>> start

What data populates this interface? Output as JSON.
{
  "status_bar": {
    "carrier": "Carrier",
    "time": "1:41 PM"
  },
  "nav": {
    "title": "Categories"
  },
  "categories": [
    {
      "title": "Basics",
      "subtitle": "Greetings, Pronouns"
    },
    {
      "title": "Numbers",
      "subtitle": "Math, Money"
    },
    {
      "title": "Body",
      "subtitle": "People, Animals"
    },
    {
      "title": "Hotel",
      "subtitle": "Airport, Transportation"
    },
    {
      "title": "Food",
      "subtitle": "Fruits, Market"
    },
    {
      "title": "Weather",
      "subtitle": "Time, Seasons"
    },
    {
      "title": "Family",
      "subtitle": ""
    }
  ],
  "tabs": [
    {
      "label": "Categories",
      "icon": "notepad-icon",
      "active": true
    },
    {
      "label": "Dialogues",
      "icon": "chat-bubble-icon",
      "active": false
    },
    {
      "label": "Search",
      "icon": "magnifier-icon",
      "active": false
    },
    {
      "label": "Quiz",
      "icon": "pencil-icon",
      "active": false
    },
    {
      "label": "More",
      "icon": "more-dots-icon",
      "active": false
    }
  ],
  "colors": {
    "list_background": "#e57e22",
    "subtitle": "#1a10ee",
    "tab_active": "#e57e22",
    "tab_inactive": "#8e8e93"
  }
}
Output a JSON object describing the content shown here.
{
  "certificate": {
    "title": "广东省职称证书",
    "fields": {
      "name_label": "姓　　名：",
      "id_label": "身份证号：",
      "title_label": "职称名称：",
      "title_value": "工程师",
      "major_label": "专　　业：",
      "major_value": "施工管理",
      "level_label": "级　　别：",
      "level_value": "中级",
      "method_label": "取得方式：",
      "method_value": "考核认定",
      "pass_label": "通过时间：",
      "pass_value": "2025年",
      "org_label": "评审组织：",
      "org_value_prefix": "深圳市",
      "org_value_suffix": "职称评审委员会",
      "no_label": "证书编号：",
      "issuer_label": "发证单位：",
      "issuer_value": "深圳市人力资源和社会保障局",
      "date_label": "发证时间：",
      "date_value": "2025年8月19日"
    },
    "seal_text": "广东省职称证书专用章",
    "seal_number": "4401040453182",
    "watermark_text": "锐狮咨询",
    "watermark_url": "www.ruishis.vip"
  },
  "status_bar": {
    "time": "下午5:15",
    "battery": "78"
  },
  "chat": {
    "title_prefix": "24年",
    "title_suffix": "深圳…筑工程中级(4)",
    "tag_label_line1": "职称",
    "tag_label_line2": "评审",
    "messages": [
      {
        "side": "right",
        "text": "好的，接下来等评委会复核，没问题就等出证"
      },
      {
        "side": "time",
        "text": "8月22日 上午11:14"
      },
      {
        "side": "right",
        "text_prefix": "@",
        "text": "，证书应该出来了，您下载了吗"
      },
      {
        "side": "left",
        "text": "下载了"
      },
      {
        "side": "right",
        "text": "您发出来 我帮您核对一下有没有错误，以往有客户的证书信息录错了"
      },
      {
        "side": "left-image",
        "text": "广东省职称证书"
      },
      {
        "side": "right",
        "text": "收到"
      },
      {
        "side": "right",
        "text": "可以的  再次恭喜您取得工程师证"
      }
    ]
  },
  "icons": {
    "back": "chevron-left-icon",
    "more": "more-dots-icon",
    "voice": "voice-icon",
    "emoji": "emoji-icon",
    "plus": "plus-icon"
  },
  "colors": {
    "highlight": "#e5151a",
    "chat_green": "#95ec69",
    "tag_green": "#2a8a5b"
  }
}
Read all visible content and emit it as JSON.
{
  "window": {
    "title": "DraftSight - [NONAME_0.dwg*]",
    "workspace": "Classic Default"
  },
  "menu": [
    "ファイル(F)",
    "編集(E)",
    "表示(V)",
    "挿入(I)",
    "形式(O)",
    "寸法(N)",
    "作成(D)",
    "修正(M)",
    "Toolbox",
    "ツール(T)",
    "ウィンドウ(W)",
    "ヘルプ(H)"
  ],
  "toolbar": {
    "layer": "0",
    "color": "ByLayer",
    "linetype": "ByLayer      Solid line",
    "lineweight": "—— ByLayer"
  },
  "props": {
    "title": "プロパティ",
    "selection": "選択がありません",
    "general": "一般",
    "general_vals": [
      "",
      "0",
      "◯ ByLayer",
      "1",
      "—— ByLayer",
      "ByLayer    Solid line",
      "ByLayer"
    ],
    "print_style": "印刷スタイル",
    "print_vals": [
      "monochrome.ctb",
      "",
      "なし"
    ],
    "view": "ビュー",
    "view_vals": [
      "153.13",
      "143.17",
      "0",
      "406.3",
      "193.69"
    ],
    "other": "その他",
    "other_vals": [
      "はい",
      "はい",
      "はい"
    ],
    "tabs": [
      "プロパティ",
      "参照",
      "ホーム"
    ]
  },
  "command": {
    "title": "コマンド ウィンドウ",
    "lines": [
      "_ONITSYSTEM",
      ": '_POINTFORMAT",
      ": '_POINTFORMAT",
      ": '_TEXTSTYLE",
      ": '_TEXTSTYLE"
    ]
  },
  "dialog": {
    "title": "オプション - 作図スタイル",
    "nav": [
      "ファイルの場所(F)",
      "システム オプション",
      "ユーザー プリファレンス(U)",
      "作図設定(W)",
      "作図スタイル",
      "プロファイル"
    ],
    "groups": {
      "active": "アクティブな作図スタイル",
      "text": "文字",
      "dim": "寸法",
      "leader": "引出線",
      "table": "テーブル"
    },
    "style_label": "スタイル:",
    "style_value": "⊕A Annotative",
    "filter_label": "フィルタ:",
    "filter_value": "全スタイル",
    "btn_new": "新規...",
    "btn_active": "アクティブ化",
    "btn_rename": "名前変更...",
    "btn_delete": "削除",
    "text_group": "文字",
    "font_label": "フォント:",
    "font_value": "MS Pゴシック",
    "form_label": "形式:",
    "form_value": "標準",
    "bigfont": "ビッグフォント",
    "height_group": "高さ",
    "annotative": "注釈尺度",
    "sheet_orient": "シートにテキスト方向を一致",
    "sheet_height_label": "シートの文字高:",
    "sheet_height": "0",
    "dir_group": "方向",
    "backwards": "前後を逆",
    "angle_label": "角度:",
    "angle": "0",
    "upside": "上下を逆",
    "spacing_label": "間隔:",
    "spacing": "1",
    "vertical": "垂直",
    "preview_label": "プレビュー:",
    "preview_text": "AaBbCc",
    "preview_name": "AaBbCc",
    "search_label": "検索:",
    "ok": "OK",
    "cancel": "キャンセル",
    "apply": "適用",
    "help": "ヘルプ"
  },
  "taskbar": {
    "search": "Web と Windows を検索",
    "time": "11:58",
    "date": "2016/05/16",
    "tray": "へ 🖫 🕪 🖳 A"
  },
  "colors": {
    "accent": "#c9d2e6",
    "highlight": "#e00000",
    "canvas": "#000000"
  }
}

>> end

Give only the number of lines in the preceding material that contain the string "AaBbCc".

2